=== WRITTEN EXERCISE ===
Copy every line of the data in which the word "this" occurs.

— START DATA FOR PROCESSING —

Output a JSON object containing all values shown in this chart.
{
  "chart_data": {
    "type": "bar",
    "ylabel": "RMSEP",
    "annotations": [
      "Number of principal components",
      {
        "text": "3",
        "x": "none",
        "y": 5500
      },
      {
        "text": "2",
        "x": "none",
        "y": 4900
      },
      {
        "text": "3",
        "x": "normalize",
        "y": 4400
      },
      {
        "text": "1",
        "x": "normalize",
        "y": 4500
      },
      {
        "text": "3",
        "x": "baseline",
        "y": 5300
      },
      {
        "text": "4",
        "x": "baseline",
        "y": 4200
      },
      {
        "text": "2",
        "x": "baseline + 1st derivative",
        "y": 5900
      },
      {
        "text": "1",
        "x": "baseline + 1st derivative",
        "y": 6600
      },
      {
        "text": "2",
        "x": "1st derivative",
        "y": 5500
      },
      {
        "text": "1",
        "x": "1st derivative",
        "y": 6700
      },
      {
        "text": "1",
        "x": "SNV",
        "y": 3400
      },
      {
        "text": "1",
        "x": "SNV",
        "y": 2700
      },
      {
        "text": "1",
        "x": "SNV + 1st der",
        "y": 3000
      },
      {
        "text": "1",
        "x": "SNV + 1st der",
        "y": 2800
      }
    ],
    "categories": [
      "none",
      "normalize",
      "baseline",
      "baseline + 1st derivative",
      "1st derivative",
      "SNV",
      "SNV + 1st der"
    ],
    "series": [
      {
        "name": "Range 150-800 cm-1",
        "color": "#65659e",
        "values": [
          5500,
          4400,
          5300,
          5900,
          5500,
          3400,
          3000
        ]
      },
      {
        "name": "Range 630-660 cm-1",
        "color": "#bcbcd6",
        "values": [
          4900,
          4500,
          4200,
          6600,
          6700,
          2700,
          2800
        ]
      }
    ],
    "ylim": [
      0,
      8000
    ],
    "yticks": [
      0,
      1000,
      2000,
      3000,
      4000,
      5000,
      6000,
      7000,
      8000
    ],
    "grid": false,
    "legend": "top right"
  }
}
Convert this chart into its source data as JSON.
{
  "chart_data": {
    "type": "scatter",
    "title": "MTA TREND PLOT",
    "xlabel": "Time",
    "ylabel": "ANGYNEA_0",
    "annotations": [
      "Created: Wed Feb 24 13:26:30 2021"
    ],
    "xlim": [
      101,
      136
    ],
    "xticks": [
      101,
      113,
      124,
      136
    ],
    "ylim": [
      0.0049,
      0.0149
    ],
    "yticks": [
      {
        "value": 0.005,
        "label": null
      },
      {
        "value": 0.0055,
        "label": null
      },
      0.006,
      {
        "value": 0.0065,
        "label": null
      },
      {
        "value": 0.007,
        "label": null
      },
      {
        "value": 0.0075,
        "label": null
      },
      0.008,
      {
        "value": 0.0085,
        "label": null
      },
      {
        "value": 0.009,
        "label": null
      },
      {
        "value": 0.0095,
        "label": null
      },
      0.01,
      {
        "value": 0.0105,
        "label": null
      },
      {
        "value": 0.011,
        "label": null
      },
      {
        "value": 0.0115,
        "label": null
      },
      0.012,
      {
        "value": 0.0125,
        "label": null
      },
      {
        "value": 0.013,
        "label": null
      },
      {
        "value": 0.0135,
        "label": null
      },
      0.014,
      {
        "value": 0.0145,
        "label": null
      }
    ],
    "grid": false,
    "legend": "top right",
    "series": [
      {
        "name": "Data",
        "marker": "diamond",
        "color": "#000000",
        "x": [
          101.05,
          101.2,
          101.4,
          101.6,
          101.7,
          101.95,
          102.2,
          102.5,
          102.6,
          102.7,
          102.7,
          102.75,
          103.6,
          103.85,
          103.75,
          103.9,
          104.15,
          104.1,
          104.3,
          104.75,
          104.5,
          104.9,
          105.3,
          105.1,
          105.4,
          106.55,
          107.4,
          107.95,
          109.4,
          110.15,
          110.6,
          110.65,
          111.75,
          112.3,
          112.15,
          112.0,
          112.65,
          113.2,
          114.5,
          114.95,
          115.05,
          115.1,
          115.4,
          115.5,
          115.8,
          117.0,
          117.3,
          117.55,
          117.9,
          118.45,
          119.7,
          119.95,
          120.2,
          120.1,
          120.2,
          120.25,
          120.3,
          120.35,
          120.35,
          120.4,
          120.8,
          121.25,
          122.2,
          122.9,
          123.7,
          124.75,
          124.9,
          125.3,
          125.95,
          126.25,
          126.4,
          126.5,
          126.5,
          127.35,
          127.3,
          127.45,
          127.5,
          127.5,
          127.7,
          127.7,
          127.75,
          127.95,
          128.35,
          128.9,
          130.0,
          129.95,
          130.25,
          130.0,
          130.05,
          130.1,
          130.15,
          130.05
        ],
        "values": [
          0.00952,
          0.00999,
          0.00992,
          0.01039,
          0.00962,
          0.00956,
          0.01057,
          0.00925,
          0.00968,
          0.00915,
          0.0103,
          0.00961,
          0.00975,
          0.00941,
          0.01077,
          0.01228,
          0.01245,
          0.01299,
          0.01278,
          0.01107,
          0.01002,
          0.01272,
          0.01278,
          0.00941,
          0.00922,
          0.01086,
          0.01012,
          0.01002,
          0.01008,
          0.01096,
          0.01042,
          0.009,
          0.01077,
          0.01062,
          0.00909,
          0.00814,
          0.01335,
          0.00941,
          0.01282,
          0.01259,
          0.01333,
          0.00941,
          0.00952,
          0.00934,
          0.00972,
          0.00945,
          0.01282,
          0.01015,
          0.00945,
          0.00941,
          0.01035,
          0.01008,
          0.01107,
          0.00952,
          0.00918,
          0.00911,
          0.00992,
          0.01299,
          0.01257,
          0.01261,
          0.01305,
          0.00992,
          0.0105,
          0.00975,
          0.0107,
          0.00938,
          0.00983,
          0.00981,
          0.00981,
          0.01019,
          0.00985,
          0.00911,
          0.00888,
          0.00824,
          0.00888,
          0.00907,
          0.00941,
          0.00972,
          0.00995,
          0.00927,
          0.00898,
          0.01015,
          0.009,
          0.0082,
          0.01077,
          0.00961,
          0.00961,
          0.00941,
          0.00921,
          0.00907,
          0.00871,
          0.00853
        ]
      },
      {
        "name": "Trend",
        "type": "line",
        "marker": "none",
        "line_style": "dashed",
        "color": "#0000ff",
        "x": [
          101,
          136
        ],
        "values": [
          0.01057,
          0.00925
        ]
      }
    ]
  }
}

— END DATA FOR PROCESSING —

=== FULL ANSWER ===
Output a JSON object containing all values shown in this chart.
Convert this chart into its source data as JSON.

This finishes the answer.